What you will do: Spot each line in the records below where the word "ylabel" occurs, then copy it.

════════════════

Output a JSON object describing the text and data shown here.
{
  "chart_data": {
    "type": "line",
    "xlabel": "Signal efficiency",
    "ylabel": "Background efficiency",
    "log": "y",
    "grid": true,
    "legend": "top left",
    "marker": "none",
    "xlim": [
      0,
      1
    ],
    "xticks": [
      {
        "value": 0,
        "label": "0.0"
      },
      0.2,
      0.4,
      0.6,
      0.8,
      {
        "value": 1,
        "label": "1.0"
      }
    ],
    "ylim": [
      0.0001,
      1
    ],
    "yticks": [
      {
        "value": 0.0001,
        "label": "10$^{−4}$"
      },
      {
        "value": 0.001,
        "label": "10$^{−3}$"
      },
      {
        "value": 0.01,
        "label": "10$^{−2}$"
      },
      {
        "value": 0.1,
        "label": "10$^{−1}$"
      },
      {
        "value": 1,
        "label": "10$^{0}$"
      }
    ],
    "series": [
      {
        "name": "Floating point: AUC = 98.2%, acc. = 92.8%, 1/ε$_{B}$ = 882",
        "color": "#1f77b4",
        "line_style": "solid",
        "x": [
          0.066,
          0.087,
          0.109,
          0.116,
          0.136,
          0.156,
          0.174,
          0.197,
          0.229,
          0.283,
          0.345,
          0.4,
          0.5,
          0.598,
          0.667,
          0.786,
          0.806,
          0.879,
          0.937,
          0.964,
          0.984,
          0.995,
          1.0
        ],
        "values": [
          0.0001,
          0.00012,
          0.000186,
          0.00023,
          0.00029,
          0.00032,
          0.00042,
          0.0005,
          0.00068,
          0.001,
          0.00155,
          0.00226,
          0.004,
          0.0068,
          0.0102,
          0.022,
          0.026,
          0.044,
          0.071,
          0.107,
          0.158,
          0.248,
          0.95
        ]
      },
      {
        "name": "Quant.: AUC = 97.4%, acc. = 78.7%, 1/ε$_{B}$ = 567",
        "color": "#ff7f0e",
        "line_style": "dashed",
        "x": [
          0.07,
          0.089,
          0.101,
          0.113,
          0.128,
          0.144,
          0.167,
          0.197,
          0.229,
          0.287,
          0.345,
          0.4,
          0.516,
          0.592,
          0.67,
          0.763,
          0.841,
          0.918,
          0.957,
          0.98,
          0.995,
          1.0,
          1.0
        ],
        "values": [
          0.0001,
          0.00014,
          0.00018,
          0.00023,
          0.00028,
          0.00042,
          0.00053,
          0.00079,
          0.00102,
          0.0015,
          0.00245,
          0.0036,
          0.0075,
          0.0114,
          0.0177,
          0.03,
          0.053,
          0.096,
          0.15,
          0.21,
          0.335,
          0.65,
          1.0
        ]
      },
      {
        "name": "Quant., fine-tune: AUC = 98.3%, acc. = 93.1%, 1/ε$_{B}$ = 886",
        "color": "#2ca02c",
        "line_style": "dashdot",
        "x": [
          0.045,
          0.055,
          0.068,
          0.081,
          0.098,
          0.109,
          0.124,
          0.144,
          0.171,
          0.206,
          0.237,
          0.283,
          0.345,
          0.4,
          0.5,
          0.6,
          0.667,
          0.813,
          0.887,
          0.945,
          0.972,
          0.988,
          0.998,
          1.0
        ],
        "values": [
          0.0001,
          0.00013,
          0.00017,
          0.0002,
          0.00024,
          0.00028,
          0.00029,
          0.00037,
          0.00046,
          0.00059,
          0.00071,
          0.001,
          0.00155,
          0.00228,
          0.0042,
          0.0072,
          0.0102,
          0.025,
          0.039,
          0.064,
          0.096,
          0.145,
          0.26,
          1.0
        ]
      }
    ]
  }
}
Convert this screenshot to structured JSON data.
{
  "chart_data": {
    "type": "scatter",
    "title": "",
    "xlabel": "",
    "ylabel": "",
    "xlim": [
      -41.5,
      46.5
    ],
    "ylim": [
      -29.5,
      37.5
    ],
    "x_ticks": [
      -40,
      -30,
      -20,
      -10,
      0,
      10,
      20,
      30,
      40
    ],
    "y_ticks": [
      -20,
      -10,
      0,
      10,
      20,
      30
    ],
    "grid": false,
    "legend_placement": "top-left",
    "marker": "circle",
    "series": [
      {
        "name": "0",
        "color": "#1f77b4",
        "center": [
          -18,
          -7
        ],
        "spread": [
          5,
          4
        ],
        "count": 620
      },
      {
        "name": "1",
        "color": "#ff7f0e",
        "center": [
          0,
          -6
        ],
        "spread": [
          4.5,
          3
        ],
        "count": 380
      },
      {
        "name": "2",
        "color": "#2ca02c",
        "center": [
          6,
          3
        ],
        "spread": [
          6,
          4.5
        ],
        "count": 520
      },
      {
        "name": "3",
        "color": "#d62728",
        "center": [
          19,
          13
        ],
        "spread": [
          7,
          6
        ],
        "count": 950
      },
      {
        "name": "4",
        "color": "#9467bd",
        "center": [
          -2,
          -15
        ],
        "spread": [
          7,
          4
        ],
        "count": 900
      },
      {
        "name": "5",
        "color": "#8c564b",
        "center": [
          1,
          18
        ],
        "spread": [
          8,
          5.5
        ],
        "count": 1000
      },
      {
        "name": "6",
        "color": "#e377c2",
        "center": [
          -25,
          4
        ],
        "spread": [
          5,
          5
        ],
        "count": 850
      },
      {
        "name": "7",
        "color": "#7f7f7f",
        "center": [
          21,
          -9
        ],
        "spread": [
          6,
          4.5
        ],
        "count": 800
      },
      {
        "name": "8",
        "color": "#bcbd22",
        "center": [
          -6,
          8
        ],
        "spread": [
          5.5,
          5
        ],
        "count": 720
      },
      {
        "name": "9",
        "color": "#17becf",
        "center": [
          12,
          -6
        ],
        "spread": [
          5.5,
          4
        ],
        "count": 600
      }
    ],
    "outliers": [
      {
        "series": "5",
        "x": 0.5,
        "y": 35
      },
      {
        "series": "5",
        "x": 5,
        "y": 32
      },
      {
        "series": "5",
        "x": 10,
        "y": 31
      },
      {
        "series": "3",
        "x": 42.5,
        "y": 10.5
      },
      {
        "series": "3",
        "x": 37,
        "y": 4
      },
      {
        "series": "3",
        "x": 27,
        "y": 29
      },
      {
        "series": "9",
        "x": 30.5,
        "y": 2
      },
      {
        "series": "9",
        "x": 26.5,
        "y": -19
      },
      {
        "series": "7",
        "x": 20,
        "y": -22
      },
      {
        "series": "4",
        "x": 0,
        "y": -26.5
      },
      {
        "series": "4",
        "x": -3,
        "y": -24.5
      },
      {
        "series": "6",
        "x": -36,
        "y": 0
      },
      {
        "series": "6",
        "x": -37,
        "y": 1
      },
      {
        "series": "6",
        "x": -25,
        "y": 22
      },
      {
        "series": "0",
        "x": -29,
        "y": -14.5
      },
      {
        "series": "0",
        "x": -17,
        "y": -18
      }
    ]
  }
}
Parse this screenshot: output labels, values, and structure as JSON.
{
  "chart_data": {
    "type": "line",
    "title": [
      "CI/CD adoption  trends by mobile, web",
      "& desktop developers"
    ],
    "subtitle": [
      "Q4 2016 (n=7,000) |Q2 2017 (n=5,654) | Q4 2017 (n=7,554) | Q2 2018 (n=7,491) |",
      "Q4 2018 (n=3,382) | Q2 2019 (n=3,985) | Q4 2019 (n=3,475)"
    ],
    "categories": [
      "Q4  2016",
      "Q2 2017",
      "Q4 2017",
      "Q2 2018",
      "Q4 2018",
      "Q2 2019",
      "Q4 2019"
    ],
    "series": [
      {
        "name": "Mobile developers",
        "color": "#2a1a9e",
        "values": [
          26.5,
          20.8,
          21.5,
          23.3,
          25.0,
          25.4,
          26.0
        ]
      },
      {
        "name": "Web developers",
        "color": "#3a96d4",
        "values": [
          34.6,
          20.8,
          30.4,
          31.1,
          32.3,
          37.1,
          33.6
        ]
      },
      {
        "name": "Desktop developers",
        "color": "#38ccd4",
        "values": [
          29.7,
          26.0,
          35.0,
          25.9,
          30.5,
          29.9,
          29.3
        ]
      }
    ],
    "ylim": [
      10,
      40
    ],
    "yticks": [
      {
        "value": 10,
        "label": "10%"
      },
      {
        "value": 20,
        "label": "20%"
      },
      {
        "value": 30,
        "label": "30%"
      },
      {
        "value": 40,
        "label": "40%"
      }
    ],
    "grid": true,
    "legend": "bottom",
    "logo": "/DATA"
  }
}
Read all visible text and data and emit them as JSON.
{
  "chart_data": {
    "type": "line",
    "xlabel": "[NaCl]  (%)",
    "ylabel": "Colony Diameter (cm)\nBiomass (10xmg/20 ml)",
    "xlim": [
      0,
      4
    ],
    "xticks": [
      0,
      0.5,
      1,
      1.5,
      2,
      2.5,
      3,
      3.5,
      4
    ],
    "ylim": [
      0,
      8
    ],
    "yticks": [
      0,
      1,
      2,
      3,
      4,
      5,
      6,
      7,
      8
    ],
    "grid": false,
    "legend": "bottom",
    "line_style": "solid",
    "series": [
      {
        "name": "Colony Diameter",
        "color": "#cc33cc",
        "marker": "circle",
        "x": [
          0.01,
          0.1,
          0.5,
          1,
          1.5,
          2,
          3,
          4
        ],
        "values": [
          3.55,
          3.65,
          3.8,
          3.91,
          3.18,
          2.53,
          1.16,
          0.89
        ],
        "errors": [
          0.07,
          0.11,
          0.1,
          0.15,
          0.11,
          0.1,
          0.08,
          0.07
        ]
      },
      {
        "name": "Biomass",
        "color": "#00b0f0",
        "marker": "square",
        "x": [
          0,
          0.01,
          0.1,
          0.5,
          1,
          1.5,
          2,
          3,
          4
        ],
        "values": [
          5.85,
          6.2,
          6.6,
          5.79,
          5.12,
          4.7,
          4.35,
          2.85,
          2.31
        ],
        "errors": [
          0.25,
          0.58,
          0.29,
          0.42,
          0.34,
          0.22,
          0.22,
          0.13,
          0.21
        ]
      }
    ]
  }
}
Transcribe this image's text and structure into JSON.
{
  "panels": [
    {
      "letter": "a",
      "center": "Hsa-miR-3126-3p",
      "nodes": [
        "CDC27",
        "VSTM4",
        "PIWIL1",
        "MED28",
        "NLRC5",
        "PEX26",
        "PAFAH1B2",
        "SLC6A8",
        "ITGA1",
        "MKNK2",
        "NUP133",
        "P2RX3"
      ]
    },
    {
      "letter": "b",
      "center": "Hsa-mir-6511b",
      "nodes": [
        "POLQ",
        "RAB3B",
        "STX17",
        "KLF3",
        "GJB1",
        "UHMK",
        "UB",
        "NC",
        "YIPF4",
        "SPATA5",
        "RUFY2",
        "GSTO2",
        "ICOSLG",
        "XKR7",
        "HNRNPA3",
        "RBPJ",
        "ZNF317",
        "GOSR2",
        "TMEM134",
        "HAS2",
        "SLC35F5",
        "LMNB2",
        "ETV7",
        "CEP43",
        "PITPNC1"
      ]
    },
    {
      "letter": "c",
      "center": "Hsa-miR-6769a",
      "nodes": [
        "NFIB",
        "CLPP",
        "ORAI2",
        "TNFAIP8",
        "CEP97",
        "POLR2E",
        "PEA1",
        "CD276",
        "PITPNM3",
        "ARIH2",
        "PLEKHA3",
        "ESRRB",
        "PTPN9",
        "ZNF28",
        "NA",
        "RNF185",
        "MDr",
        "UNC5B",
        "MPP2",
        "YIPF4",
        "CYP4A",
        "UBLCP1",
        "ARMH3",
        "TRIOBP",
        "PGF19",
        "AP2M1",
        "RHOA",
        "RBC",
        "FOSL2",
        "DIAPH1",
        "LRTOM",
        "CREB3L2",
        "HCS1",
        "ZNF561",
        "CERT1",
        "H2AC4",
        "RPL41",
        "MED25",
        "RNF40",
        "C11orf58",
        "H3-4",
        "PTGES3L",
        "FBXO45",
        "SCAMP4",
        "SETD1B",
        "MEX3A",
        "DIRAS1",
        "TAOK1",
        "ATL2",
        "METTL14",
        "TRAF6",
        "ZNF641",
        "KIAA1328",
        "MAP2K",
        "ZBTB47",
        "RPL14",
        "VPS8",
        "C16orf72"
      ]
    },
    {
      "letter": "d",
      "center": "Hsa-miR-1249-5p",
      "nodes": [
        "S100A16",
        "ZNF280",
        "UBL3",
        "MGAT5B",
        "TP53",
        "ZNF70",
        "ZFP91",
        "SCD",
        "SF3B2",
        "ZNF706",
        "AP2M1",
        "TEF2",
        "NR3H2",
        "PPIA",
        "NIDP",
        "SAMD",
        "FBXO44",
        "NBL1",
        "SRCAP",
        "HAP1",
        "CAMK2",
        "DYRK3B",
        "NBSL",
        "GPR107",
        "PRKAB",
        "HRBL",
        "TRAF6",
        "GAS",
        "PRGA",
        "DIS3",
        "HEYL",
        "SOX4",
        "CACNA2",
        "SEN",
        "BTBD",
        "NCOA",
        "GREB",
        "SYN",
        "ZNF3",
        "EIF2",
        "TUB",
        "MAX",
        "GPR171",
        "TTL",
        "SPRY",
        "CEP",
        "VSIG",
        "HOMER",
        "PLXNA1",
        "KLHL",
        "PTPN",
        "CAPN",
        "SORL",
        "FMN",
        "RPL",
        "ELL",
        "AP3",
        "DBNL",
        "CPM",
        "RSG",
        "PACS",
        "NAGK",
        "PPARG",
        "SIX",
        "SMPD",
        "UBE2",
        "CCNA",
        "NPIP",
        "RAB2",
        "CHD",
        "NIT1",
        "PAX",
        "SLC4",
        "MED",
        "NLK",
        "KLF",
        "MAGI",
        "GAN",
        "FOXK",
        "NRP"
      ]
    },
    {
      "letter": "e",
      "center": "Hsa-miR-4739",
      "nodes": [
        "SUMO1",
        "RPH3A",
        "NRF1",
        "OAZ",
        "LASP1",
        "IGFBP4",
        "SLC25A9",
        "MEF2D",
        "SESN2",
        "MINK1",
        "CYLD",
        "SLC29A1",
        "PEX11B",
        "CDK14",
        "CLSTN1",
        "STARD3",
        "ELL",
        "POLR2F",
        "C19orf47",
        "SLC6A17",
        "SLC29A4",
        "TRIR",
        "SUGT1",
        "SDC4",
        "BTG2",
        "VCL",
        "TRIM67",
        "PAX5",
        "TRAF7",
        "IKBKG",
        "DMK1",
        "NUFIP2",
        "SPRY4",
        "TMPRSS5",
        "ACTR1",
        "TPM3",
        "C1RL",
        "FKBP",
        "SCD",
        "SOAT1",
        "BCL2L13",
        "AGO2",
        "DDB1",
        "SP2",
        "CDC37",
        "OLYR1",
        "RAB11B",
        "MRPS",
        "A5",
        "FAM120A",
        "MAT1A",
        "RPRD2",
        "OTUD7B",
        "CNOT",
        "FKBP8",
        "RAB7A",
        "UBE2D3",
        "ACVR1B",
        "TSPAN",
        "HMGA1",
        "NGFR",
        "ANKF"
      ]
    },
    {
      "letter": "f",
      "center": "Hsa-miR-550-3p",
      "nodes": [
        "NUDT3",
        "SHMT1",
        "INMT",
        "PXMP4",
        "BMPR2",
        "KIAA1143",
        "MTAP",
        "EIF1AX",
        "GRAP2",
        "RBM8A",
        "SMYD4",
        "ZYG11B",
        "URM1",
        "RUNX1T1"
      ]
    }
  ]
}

════════════════

Response for this exercise:
    "ylabel": "Background efficiency",
    "ylabel": "",
    "ylabel": "Colony Diameter (cm)\nBiomass (10xmg/20 ml)",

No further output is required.